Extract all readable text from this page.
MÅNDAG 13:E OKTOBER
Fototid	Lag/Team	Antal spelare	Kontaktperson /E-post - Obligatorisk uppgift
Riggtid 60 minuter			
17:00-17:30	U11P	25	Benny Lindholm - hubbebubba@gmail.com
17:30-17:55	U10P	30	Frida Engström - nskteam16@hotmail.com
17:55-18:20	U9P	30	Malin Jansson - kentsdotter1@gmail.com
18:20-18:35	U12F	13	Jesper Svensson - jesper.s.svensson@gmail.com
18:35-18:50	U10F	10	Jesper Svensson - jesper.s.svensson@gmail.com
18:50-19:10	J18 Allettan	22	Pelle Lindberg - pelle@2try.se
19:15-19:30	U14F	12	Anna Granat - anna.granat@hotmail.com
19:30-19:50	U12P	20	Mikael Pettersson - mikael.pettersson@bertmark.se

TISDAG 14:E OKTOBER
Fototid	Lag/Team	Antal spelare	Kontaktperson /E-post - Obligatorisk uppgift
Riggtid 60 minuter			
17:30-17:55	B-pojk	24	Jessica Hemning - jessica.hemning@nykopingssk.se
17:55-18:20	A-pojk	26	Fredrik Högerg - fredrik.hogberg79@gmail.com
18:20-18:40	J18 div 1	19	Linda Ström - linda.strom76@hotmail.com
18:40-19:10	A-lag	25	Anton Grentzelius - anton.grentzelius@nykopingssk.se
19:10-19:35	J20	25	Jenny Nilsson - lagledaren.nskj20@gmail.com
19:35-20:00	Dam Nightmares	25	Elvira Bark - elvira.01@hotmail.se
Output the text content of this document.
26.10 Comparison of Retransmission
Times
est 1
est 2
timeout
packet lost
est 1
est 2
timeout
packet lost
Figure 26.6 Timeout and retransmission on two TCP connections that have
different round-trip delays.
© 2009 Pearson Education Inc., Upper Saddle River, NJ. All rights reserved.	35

════════════════════

> [Problem] Repeat every line of the material exactly as given.

> [Task solution]
Extract all readable text from this page.
MÅNDAG 13:E OKTOBER
Fototid	Lag/Team	Antal spelare	Kontaktperson /E-post - Obligatorisk uppgift
Riggtid 60 minuter			
17:00-17:30	U11P	25	Benny Lindholm - hubbebubba@gmail.com
17:30-17:55	U10P	30	Frida Engström - nskteam16@hotmail.com
17:55-18:20	U9P	30	Malin Jansson - kentsdotter1@gmail.com
18:20-18:35	U12F	13	Jesper Svensson - jesper.s.svensson@gmail.com
18:35-18:50	U10F	10	Jesper Svensson - jesper.s.svensson@gmail.com
18:50-19:10	J18 Allettan	22	Pelle Lindberg - pelle@2try.se
19:15-19:30	U14F	12	Anna Granat - anna.granat@hotmail.com
19:30-19:50	U12P	20	Mikael Pettersson - mikael.pettersson@bertmark.se

TISDAG 14:E OKTOBER
Fototid	Lag/Team	Antal spelare	Kontaktperson /E-post - Obligatorisk uppgift
Riggtid 60 minuter			
17:30-17:55	B-pojk	24	Jessica Hemning - jessica.hemning@nykopingssk.se
17:55-18:20	A-pojk	26	Fredrik Högerg - fredrik.hogberg79@gmail.com
18:20-18:40	J18 div 1	19	Linda Ström - linda.strom76@hotmail.com
18:40-19:10	A-lag	25	Anton Grentzelius - anton.grentzelius@nykopingssk.se
19:10-19:35	J20	25	Jenny Nilsson - lagledaren.nskj20@gmail.com
19:35-20:00	Dam Nightmares	25	Elvira Bark - elvira.01@hotmail.se
Output the text content of this document.
26.10 Comparison of Retransmission
Times
est 1
est 2
timeout
packet lost
est 1
est 2
timeout
packet lost
Figure 26.6 Timeout and retransmission on two TCP connections that have
different round-trip delays.
© 2009 Pearson Education Inc., Upper Saddle River, NJ. All rights reserved.	35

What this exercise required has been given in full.